**Your objective**
Can you reproduce the data beneath, keeping every line exact?

**Dataset listings of figures**
+---+
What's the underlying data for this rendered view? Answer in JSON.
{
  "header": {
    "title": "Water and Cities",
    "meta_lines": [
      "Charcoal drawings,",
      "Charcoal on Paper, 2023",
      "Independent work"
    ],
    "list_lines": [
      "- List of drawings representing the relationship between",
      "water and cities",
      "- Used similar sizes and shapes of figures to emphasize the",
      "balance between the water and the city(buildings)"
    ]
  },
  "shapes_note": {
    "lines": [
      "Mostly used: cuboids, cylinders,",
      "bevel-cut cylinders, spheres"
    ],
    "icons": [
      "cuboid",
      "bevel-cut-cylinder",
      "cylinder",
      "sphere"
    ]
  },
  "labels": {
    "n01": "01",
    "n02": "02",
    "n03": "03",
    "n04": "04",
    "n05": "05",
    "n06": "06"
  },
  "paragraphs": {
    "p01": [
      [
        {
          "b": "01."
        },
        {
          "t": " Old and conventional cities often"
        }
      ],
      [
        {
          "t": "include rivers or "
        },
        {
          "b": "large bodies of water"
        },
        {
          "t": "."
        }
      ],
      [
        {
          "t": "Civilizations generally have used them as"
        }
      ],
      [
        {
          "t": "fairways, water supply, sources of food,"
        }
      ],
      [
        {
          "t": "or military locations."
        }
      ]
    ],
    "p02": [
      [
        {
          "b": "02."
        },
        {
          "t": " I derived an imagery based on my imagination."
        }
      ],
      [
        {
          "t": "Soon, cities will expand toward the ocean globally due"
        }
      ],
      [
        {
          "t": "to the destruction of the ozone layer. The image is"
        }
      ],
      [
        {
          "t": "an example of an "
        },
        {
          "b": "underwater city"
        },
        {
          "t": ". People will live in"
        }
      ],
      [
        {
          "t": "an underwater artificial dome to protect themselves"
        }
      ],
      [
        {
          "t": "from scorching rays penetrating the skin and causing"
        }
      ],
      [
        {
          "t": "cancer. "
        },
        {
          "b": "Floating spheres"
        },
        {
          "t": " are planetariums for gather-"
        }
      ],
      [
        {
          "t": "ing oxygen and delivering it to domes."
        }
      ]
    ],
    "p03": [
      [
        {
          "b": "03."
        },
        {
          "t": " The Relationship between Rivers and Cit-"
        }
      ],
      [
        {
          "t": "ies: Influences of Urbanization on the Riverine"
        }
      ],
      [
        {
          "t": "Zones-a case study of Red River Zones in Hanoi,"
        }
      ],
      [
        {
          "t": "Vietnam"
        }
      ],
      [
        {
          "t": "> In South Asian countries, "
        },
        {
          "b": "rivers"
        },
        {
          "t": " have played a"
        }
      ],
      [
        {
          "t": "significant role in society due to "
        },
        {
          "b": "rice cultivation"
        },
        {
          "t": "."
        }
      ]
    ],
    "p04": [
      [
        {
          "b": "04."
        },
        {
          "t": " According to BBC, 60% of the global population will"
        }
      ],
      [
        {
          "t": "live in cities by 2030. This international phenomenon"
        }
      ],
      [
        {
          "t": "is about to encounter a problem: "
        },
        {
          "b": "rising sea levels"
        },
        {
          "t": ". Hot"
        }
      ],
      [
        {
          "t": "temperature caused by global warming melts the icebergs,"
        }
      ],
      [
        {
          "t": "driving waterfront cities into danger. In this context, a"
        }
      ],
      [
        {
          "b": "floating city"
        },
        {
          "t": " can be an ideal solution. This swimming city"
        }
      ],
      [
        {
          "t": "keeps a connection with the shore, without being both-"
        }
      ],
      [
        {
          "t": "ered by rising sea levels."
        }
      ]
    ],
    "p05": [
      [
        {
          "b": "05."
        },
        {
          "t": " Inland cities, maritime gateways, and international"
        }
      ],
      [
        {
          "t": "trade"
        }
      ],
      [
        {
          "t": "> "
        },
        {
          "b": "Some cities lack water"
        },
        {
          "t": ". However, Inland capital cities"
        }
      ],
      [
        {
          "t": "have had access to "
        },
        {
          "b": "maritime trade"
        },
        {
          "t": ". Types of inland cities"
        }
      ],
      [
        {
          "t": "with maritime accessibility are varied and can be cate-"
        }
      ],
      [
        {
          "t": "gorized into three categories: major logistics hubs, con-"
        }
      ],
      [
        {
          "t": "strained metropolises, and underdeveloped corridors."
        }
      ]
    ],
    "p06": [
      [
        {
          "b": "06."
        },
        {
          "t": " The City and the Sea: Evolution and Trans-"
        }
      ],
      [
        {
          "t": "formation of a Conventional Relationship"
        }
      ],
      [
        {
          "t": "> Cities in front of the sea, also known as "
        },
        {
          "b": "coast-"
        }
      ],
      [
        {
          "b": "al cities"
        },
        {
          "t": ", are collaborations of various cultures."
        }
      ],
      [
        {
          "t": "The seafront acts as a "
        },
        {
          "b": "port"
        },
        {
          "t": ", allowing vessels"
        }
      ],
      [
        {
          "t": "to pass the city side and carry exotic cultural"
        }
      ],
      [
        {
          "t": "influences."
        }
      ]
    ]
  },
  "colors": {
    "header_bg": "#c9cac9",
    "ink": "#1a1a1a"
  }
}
+---+
**Exercise result**
What's the underlying data for this rendered view? Answer in JSON.
{
  "header": {
    "title": "Water and Cities",
    "meta_lines": [
      "Charcoal drawings,",
      "Charcoal on Paper, 2023",
      "Independent work"
    ],
    "list_lines": [
      "- List of drawings representing the relationship between",
      "water and cities",
      "- Used similar sizes and shapes of figures to emphasize the",
      "balance between the water and the city(buildings)"
    ]
  },
  "shapes_note": {
    "lines": [
      "Mostly used: cuboids, cylinders,",
      "bevel-cut cylinders, spheres"
    ],
    "icons": [
      "cuboid",
      "bevel-cut-cylinder",
      "cylinder",
      "sphere"
    ]
  },
  "labels": {
    "n01": "01",
    "n02": "02",
    "n03": "03",
    "n04": "04",
    "n05": "05",
    "n06": "06"
  },
  "paragraphs": {
    "p01": [
      [
        {
          "b": "01."
        },
        {
          "t": " Old and conventional cities often"
        }
      ],
      [
        {
          "t": "include rivers or "
        },
        {
          "b": "large bodies of water"
        },
        {
          "t": "."
        }
      ],
      [
        {
          "t": "Civilizations generally have used them as"
        }
      ],
      [
        {
          "t": "fairways, water supply, sources of food,"
        }
      ],
      [
        {
          "t": "or military locations."
        }
      ]
    ],
    "p02": [
      [
        {
          "b": "02."
        },
        {
          "t": " I derived an imagery based on my imagination."
        }
      ],
      [
        {
          "t": "Soon, cities will expand toward the ocean globally due"
        }
      ],
      [
        {
          "t": "to the destruction of the ozone layer. The image is"
        }
      ],
      [
        {
          "t": "an example of an "
        },
        {
          "b": "underwater city"
        },
        {
          "t": ". People will live in"
        }
      ],
      [
        {
          "t": "an underwater artificial dome to protect themselves"
        }
      ],
      [
        {
          "t": "from scorching rays penetrating the skin and causing"
        }
      ],
      [
        {
          "t": "cancer. "
        },
        {
          "b": "Floating spheres"
        },
        {
          "t": " are planetariums for gather-"
        }
      ],
      [
        {
          "t": "ing oxygen and delivering it to domes."
        }
      ]
    ],
    "p03": [
      [
        {
          "b": "03."
        },
        {
          "t": " The Relationship between Rivers and Cit-"
        }
      ],
      [
        {
          "t": "ies: Influences of Urbanization on the Riverine"
        }
      ],
      [
        {
          "t": "Zones-a case study of Red River Zones in Hanoi,"
        }
      ],
      [
        {
          "t": "Vietnam"
        }
      ],
      [
        {
          "t": "> In South Asian countries, "
        },
        {
          "b": "rivers"
        },
        {
          "t": " have played a"
        }
      ],
      [
        {
          "t": "significant role in society due to "
        },
        {
          "b": "rice cultivation"
        },
        {
          "t": "."
        }
      ]
    ],
    "p04": [
      [
        {
          "b": "04."
        },
        {
          "t": " According to BBC, 60% of the global population will"
        }
      ],
      [
        {
          "t": "live in cities by 2030. This international phenomenon"
        }
      ],
      [
        {
          "t": "is about to encounter a problem: "
        },
        {
          "b": "rising sea levels"
        },
        {
          "t": ". Hot"
        }
      ],
      [
        {
          "t": "temperature caused by global warming melts the icebergs,"
        }
      ],
      [
        {
          "t": "driving waterfront cities into danger. In this context, a"
        }
      ],
      [
        {
          "b": "floating city"
        },
        {
          "t": " can be an ideal solution. This swimming city"
        }
      ],
      [
        {
          "t": "keeps a connection with the shore, without being both-"
        }
      ],
      [
        {
          "t": "ered by rising sea levels."
        }
      ]
    ],
    "p05": [
      [
        {
          "b": "05."
        },
        {
          "t": " Inland cities, maritime gateways, and international"
        }
      ],
      [
        {
          "t": "trade"
        }
      ],
      [
        {
          "t": "> "
        },
        {
          "b": "Some cities lack water"
        },
        {
          "t": ". However, Inland capital cities"
        }
      ],
      [
        {
          "t": "have had access to "
        },
        {
          "b": "maritime trade"
        },
        {
          "t": ". Types of inland cities"
        }
      ],
      [
        {
          "t": "with maritime accessibility are varied and can be cate-"
        }
      ],
      [
        {
          "t": "gorized into three categories: major logistics hubs, con-"
        }
      ],
      [
        {
          "t": "strained metropolises, and underdeveloped corridors."
        }
      ]
    ],
    "p06": [
      [
        {
          "b": "06."
        },
        {
          "t": " The City and the Sea: Evolution and Trans-"
        }
      ],
      [
        {
          "t": "formation of a Conventional Relationship"
        }
      ],
      [
        {
          "t": "> Cities in front of the sea, also known as "
        },
        {
          "b": "coast-"
        }
      ],
      [
        {
          "b": "al cities"
        },
        {
          "t": ", are collaborations of various cultures."
        }
      ],
      [
        {
          "t": "The seafront acts as a "
        },
        {
          "b": "port"
        },
        {
          "t": ", allowing vessels"
        }
      ],
      [
        {
          "t": "to pass the city side and carry exotic cultural"
        }
      ],
      [
        {
          "t": "influences."
        }
      ]
    ]
  },
  "colors": {
    "header_bg": "#c9cac9",
    "ink": "#1a1a1a"
  }
}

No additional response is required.